Task ▸
Locate the string "Trump" in the records below. Copy every line where it occurs.

· · · ·

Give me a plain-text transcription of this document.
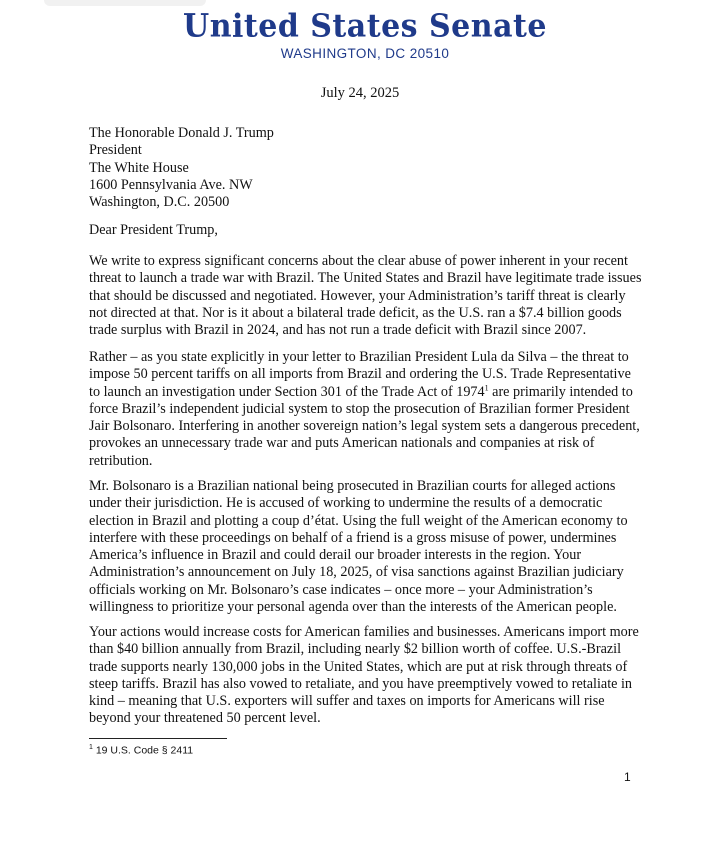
United States Senate
WASHINGTON, DC 20510
July 24, 2025
The Honorable Donald J. Trump
President
The White House
1600 Pennsylvania Ave. NW
Washington, D.C. 20500
Dear President Trump,
We write to express significant concerns about the clear abuse of power inherent in your recent
threat to launch a trade war with Brazil. The United States and Brazil have legitimate trade issues
that should be discussed and negotiated. However, your Administration’s tariff threat is clearly
not directed at that. Nor is it about a bilateral trade deficit, as the U.S. ran a $7.4 billion goods
trade surplus with Brazil in 2024, and has not run a trade deficit with Brazil since 2007.
Rather – as you state explicitly in your letter to Brazilian President Lula da Silva – the threat to
impose 50 percent tariffs on all imports from Brazil and ordering the U.S. Trade Representative
to launch an investigation under Section 301 of the Trade Act of 1974$^1$ are primarily intended to
force Brazil’s independent judicial system to stop the prosecution of Brazilian former President
Jair Bolsonaro. Interfering in another sovereign nation’s legal system sets a dangerous precedent,
provokes an unnecessary trade war and puts American nationals and companies at risk of
retribution.
Mr. Bolsonaro is a Brazilian national being prosecuted in Brazilian courts for alleged actions
under their jurisdiction. He is accused of working to undermine the results of a democratic
election in Brazil and plotting a coup d’état. Using the full weight of the American economy to
interfere with these proceedings on behalf of a friend is a gross misuse of power, undermines
America’s influence in Brazil and could derail our broader interests in the region. Your
Administration’s announcement on July 18, 2025, of visa sanctions against Brazilian judiciary
officials working on Mr. Bolsonaro’s case indicates – once more – your Administration’s
willingness to prioritize your personal agenda over than the interests of the American people.
Your actions would increase costs for American families and businesses. Americans import more
than $40 billion annually from Brazil, including nearly $2 billion worth of coffee. U.S.-Brazil
trade supports nearly 130,000 jobs in the United States, which are put at risk through threats of
steep tariffs. Brazil has also vowed to retaliate, and you have preemptively vowed to retaliate in
kind – meaning that U.S. exporters will suffer and taxes on imports for Americans will rise
beyond your threatened 50 percent level.
$^1$ 19 U.S. Code § 2411
1
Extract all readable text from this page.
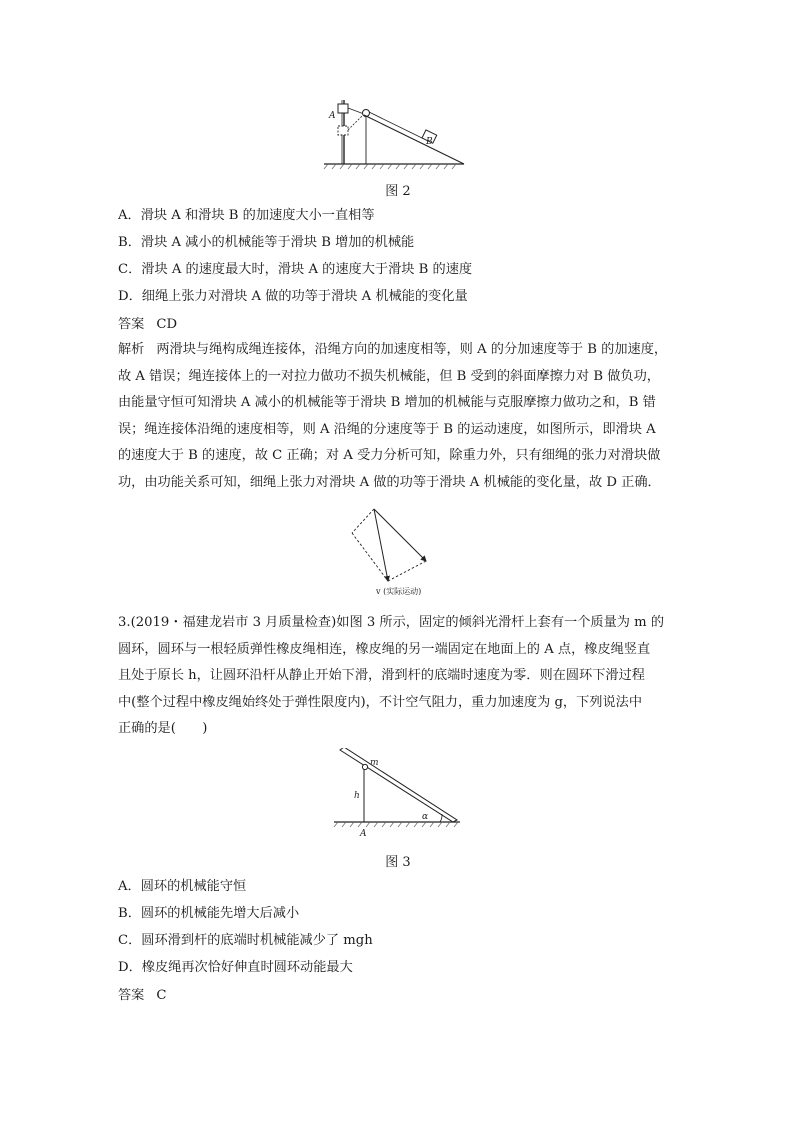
A
B
图 2
A．滑块 A 和滑块 B 的加速度大小一直相等
B．滑块 A 减小的机械能等于滑块 B 增加的机械能
C．滑块 A 的速度最大时，滑块 A 的速度大于滑块 B 的速度
D．细绳上张力对滑块 A 做的功等于滑块 A 机械能的变化量
答案 CD
解析 两滑块与绳构成绳连接体，沿绳方向的加速度相等，则 A 的分加速度等于 B 的加速度，
故 A 错误；绳连接体上的一对拉力做功不损失机械能，但 B 受到的斜面摩擦力对 B 做负功，
由能量守恒可知滑块 A 减小的机械能等于滑块 B 增加的机械能与克服摩擦力做功之和，B 错
误；绳连接体沿绳的速度相等，则 A 沿绳的分速度等于 B 的运动速度，如图所示，即滑块 A
的速度大于 B 的速度，故 C 正确；对 A 受力分析可知，除重力外，只有细绳的张力对滑块做
功，由功能关系可知，细绳上张力对滑块 A 做的功等于滑块 A 机械能的变化量，故 D 正确．
v (实际运动)
3.(2019・福建龙岩市 3 月质量检查)如图 3 所示，固定的倾斜光滑杆上套有一个质量为 m 的
圆环，圆环与一根轻质弹性橡皮绳相连，橡皮绳的另一端固定在地面上的 A 点，橡皮绳竖直
且处于原长 h，让圆环沿杆从静止开始下滑，滑到杆的底端时速度为零．则在圆环下滑过程
中(整个过程中橡皮绳始终处于弹性限度内)，不计空气阻力，重力加速度为 g，下列说法中
正确的是(　　)
m
h
α
A
图 3
A．圆环的机械能守恒
B．圆环的机械能先增大后减小
C．圆环滑到杆的底端时机械能减少了 mgh
D．橡皮绳再次恰好伸直时圆环动能最大
答案 C
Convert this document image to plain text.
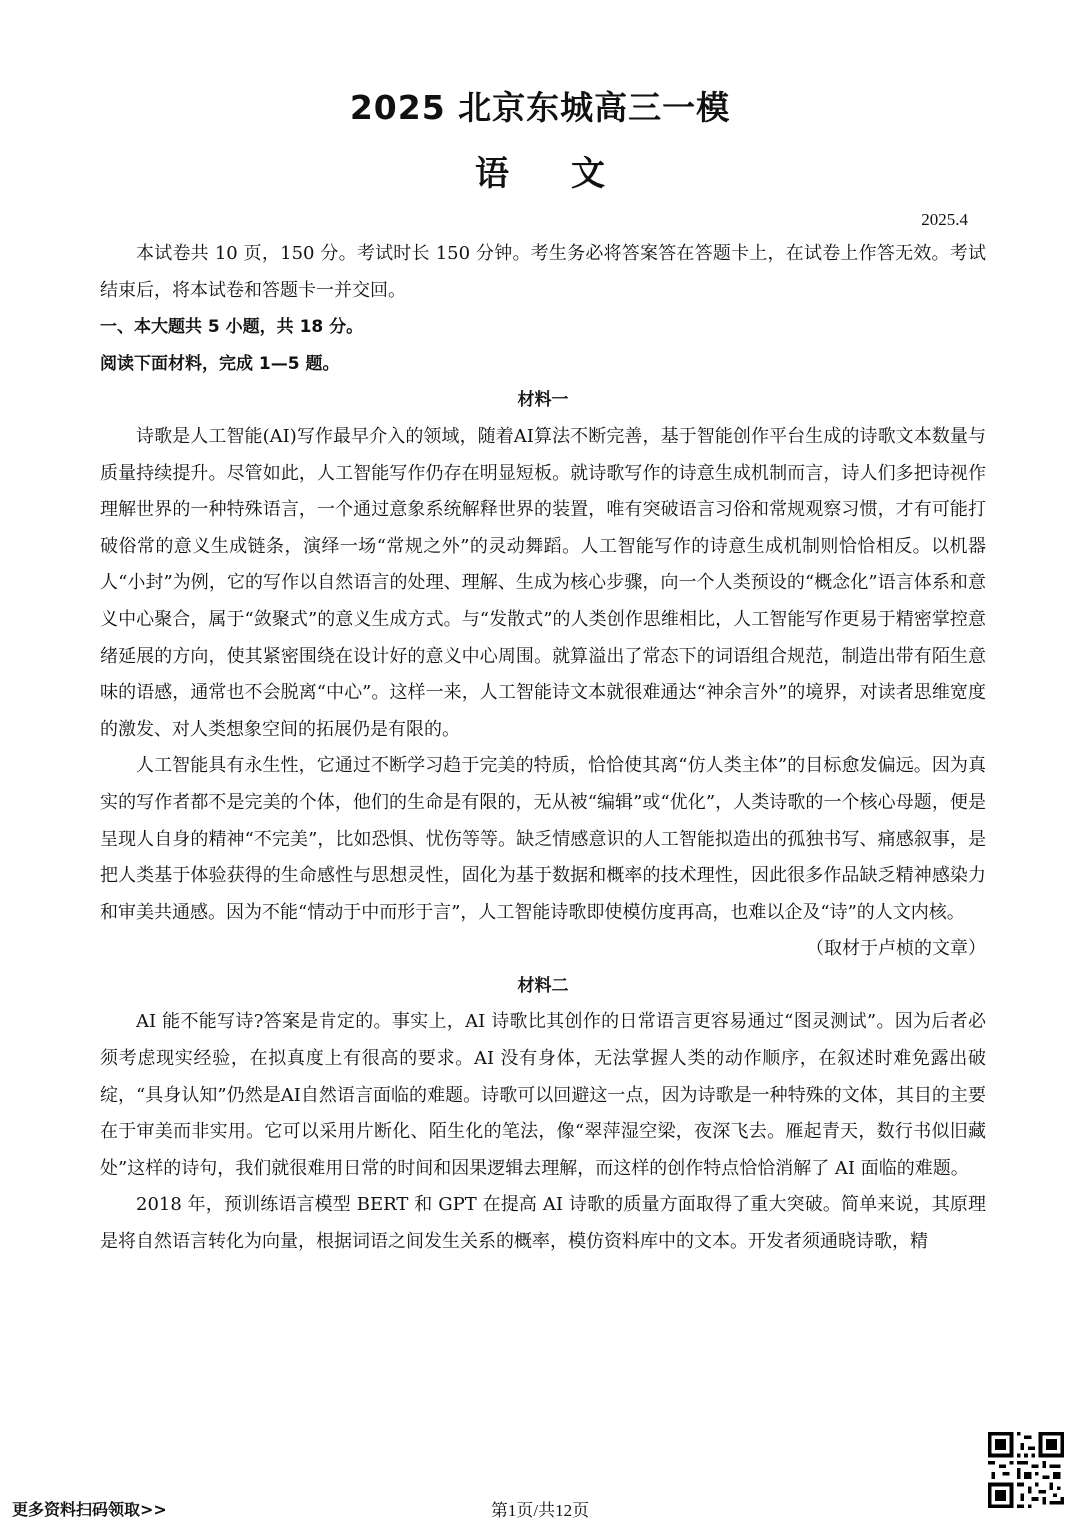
2025 北京东城高三一模
语文
2025.4

本试卷共 10 页，150 分。考试时长 150 分钟。考生务必将答案答在答题卡上，在试卷上作答无效。考试结束后，将本试卷和答题卡一并交回。

一、本大题共 5 小题，共 18 分。

阅读下面材料，完成 1—5 题。

材料一

诗歌是人工智能(AI)写作最早介入的领域，随着AI算法不断完善，基于智能创作平台生成的诗歌文本数量与质量持续提升。尽管如此，人工智能写作仍存在明显短板。就诗歌写作的诗意生成机制而言，诗人们多把诗视作理解世界的一种特殊语言，一个通过意象系统解释世界的装置，唯有突破语言习俗和常规观察习惯，才有可能打破俗常的意义生成链条，演绎一场“常规之外”的灵动舞蹈。人工智能写作的诗意生成机制则恰恰相反。以机器人“小封”为例，它的写作以自然语言的处理、理解、生成为核心步骤，向一个人类预设的“概念化”语言体系和意义中心聚合，属于“敛聚式”的意义生成方式。与“发散式”的人类创作思维相比，人工智能写作更易于精密掌控意绪延展的方向，使其紧密围绕在设计好的意义中心周围。就算溢出了常态下的词语组合规范，制造出带有陌生意味的语感，通常也不会脱离“中心”。这样一来，人工智能诗文本就很难通达“神余言外”的境界，对读者思维宽度的激发、对人类想象空间的拓展仍是有限的。

人工智能具有永生性，它通过不断学习趋于完美的特质，恰恰使其离“仿人类主体”的目标愈发偏远。因为真实的写作者都不是完美的个体，他们的生命是有限的，无从被“编辑”或“优化”，人类诗歌的一个核心母题，便是呈现人自身的精神“不完美”，比如恐惧、忧伤等等。缺乏情感意识的人工智能拟造出的孤独书写、痛感叙事，是把人类基于体验获得的生命感性与思想灵性，固化为基于数据和概率的技术理性，因此很多作品缺乏精神感染力和审美共通感。因为不能“情动于中而形于言”，人工智能诗歌即使模仿度再高，也难以企及“诗”的人文内核。

（取材于卢桢的文章）

材料二

AI 能不能写诗?答案是肯定的。事实上，AI 诗歌比其创作的日常语言更容易通过“图灵测试”。因为后者必须考虑现实经验，在拟真度上有很高的要求。AI 没有身体，无法掌握人类的动作顺序，在叙述时难免露出破绽，“具身认知”仍然是AI自然语言面临的难题。诗歌可以回避这一点，因为诗歌是一种特殊的文体，其目的主要在于审美而非实用。它可以采用片断化、陌生化的笔法，像“翠萍湿空梁，夜深飞去。雁起青天，数行书似旧藏处”这样的诗句，我们就很难用日常的时间和因果逻辑去理解，而这样的创作特点恰恰消解了 AI 面临的难题。

2018 年，预训练语言模型 BERT 和 GPT 在提高 AI 诗歌的质量方面取得了重大突破。简单来说，其原理是将自然语言转化为向量，根据词语之间发生关系的概率，模仿资料库中的文本。开发者须通晓诗歌，精

更多资料扫码领取>>	第1页/共12页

· · · ·

Answer in full ▸
The Honorable Donald J. Trump
Dear President Trump,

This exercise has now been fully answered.